— To be done —
What follows is a set of records; repeat all of them exactly.

============================================================

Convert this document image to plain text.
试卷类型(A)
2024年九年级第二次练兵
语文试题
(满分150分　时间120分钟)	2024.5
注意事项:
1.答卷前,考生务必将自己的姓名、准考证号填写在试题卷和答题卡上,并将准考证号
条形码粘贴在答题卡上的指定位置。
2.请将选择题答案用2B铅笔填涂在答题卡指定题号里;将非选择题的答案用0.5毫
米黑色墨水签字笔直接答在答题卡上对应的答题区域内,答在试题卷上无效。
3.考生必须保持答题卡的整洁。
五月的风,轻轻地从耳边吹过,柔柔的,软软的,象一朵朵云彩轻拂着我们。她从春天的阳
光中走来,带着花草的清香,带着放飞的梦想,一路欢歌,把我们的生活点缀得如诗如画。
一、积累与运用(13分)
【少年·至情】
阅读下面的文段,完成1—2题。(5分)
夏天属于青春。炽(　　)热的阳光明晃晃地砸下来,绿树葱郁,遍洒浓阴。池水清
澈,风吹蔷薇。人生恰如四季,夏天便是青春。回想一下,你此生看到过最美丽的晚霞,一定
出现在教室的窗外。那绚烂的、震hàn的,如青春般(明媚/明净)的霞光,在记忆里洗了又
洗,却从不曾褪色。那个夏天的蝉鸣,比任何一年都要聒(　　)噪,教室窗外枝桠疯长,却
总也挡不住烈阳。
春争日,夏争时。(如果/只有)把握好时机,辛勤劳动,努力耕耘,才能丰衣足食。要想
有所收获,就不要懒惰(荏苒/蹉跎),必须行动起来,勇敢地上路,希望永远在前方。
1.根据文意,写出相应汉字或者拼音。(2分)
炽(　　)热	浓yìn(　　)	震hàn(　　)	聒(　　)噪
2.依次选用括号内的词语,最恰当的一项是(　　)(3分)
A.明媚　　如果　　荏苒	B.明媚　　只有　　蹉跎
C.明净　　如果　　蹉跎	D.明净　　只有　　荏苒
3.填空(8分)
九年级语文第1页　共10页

============================================================

— Solution to the problem —
Convert this document image to plain text.
试卷类型(A)
2024年九年级第二次练兵
语文试题
(满分150分　时间120分钟)	2024.5
注意事项:
1.答卷前,考生务必将自己的姓名、准考证号填写在试题卷和答题卡上,并将准考证号
条形码粘贴在答题卡上的指定位置。
2.请将选择题答案用2B铅笔填涂在答题卡指定题号里;将非选择题的答案用0.5毫
米黑色墨水签字笔直接答在答题卡上对应的答题区域内,答在试题卷上无效。
3.考生必须保持答题卡的整洁。
五月的风,轻轻地从耳边吹过,柔柔的,软软的,象一朵朵云彩轻拂着我们。她从春天的阳
光中走来,带着花草的清香,带着放飞的梦想,一路欢歌,把我们的生活点缀得如诗如画。
一、积累与运用(13分)
【少年·至情】
阅读下面的文段,完成1—2题。(5分)
夏天属于青春。炽(　　)热的阳光明晃晃地砸下来,绿树葱郁,遍洒浓阴。池水清
澈,风吹蔷薇。人生恰如四季,夏天便是青春。回想一下,你此生看到过最美丽的晚霞,一定
出现在教室的窗外。那绚烂的、震hàn的,如青春般(明媚/明净)的霞光,在记忆里洗了又
洗,却从不曾褪色。那个夏天的蝉鸣,比任何一年都要聒(　　)噪,教室窗外枝桠疯长,却
总也挡不住烈阳。
春争日,夏争时。(如果/只有)把握好时机,辛勤劳动,努力耕耘,才能丰衣足食。要想
有所收获,就不要懒惰(荏苒/蹉跎),必须行动起来,勇敢地上路,希望永远在前方。
1.根据文意,写出相应汉字或者拼音。(2分)
炽(　　)热	浓yìn(　　)	震hàn(　　)	聒(　　)噪
2.依次选用括号内的词语,最恰当的一项是(　　)(3分)
A.明媚　　如果　　荏苒	B.明媚　　只有　　蹉跎
C.明净　　如果　　蹉跎	D.明净　　只有　　荏苒
3.填空(8分)
九年级语文第1页　共10页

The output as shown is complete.